- THE INPUT

╭──

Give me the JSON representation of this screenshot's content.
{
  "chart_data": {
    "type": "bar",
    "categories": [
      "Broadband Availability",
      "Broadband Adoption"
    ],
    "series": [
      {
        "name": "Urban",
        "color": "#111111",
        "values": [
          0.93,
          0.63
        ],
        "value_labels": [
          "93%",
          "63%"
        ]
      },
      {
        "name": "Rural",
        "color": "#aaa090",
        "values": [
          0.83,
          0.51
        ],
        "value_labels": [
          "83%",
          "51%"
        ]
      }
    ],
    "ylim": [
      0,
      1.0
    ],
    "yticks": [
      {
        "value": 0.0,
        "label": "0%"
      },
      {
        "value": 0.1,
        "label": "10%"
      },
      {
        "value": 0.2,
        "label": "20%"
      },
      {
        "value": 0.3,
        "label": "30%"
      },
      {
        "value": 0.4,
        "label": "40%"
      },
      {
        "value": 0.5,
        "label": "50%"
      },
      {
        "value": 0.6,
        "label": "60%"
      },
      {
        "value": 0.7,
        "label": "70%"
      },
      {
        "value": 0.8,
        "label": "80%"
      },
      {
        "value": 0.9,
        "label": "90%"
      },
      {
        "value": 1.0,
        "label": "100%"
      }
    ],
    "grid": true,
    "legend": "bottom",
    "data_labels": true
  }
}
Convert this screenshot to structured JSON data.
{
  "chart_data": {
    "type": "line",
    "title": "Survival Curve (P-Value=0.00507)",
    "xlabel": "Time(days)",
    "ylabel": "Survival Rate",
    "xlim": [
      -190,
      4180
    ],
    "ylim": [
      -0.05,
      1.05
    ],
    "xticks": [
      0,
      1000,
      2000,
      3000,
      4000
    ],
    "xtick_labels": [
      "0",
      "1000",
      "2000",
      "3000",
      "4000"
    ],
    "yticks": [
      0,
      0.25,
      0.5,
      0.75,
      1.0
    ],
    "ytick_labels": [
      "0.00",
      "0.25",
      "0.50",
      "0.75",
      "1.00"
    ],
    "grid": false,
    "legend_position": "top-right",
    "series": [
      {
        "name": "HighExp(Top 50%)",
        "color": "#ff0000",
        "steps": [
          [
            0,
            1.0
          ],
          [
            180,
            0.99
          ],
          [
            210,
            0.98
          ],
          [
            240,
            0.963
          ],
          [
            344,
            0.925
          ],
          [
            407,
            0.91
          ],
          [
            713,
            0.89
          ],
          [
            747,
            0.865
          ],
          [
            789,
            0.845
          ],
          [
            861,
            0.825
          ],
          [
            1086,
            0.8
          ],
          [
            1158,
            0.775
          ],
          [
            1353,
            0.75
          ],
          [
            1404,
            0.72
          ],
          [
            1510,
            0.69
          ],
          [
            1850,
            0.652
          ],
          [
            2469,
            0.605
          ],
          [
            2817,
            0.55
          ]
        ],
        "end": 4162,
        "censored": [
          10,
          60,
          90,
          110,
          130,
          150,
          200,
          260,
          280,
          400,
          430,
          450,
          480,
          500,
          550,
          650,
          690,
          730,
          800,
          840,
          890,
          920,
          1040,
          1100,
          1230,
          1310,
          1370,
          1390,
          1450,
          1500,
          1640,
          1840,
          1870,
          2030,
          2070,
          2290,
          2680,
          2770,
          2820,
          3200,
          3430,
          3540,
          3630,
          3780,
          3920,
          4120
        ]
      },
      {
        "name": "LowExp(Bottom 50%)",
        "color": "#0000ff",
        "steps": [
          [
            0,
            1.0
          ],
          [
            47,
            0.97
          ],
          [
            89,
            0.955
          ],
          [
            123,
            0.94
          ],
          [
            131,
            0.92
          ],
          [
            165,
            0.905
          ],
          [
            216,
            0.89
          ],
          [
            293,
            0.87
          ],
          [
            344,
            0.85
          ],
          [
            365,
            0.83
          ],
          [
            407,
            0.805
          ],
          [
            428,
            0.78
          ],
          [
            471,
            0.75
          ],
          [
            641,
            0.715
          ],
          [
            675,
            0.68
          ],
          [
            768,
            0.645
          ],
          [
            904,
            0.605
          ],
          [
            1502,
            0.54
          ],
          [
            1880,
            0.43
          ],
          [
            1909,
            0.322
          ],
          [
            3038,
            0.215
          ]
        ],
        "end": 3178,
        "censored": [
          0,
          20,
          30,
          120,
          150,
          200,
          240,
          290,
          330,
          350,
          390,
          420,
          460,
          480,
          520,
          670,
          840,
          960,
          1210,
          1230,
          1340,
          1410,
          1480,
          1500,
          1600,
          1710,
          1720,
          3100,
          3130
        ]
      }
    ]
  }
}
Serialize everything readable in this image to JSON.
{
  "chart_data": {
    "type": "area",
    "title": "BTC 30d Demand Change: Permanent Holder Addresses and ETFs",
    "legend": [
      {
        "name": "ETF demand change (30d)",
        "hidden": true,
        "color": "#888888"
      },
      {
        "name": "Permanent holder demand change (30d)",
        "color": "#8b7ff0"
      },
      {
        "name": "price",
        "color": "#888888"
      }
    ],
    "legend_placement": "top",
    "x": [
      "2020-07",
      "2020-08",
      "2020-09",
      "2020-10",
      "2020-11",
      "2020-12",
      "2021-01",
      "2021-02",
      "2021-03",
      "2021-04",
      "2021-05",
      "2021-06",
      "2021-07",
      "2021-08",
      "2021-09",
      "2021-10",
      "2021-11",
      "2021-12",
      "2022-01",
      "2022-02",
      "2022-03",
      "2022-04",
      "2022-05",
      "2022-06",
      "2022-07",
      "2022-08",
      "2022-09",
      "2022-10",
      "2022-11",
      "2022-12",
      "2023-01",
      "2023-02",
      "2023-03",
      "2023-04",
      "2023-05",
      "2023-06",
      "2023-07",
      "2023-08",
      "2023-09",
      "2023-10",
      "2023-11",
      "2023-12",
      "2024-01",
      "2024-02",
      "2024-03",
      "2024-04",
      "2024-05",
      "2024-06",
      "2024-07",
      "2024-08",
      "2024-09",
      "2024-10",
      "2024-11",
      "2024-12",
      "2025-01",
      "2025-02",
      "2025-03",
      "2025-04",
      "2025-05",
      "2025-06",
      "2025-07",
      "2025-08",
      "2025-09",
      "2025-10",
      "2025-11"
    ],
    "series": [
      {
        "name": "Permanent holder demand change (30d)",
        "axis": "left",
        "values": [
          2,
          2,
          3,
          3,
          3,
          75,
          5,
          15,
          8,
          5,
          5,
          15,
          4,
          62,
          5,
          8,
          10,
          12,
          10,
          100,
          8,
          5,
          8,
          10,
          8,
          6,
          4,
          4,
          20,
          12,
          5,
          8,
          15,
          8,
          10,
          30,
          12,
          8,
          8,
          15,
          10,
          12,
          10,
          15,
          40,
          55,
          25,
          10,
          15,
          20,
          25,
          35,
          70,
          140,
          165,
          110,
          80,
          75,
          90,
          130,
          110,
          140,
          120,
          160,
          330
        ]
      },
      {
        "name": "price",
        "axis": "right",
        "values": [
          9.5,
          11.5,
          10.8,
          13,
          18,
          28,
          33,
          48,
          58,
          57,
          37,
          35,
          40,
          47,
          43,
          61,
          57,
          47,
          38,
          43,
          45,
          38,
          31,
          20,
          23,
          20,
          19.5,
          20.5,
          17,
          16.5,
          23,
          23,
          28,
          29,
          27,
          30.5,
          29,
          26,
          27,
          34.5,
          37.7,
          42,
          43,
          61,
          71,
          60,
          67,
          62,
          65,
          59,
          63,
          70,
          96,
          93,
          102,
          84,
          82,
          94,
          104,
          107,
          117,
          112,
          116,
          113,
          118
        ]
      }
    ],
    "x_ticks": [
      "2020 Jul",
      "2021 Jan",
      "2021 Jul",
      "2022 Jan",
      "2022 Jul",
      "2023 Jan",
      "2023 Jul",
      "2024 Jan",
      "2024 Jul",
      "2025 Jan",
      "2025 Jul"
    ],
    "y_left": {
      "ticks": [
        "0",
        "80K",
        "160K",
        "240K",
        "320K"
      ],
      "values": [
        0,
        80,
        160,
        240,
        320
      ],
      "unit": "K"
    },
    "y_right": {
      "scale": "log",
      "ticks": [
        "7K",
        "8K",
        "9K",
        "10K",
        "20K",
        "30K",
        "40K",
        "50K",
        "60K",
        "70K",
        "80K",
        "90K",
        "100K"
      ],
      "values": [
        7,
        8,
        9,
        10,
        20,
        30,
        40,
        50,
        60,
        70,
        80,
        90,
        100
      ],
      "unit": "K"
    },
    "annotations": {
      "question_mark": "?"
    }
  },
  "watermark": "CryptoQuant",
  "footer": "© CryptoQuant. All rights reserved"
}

╰──

- GOAL OF THE EXERCISE
Look back over the material above and state how many lines hold the word "title". Write the number and nothing else.

- COMPLETED TASK
2